**Your task**: Read the lines below. Copy out any that hold the string "this".

---------- Information shown ----------

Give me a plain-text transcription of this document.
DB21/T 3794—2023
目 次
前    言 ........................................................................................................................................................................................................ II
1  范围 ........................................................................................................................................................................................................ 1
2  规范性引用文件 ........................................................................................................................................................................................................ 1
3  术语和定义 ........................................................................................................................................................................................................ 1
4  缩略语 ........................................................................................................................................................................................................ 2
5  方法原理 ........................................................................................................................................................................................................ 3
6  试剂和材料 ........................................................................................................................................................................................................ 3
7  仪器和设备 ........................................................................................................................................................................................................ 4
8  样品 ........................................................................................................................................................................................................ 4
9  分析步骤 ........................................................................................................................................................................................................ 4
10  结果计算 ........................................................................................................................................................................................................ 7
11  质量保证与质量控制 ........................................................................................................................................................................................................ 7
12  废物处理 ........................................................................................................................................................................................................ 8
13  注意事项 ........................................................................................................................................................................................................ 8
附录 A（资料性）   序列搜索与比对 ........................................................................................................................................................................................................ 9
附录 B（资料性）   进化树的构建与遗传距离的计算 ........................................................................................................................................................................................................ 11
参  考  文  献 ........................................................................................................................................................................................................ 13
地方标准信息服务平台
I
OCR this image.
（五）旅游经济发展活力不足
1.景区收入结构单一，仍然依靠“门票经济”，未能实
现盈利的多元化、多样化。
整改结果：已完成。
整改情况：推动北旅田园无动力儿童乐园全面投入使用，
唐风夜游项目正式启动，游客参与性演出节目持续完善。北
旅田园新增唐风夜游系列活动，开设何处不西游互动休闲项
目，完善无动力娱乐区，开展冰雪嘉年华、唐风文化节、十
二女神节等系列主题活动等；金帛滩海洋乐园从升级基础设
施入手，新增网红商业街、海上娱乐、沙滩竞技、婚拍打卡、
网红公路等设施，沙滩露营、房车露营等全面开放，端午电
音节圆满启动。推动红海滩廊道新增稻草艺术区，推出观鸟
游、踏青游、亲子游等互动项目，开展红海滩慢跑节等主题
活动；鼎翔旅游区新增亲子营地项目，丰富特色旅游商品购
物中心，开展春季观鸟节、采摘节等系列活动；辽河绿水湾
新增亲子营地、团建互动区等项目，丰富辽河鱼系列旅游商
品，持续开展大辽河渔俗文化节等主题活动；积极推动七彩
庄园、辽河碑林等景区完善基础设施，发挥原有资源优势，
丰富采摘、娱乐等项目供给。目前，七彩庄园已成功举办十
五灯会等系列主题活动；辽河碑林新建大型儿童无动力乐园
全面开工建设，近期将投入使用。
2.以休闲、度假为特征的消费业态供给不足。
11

----------

**Correct answer**:
Give me a plain-text transcription of this document.
OCR this image.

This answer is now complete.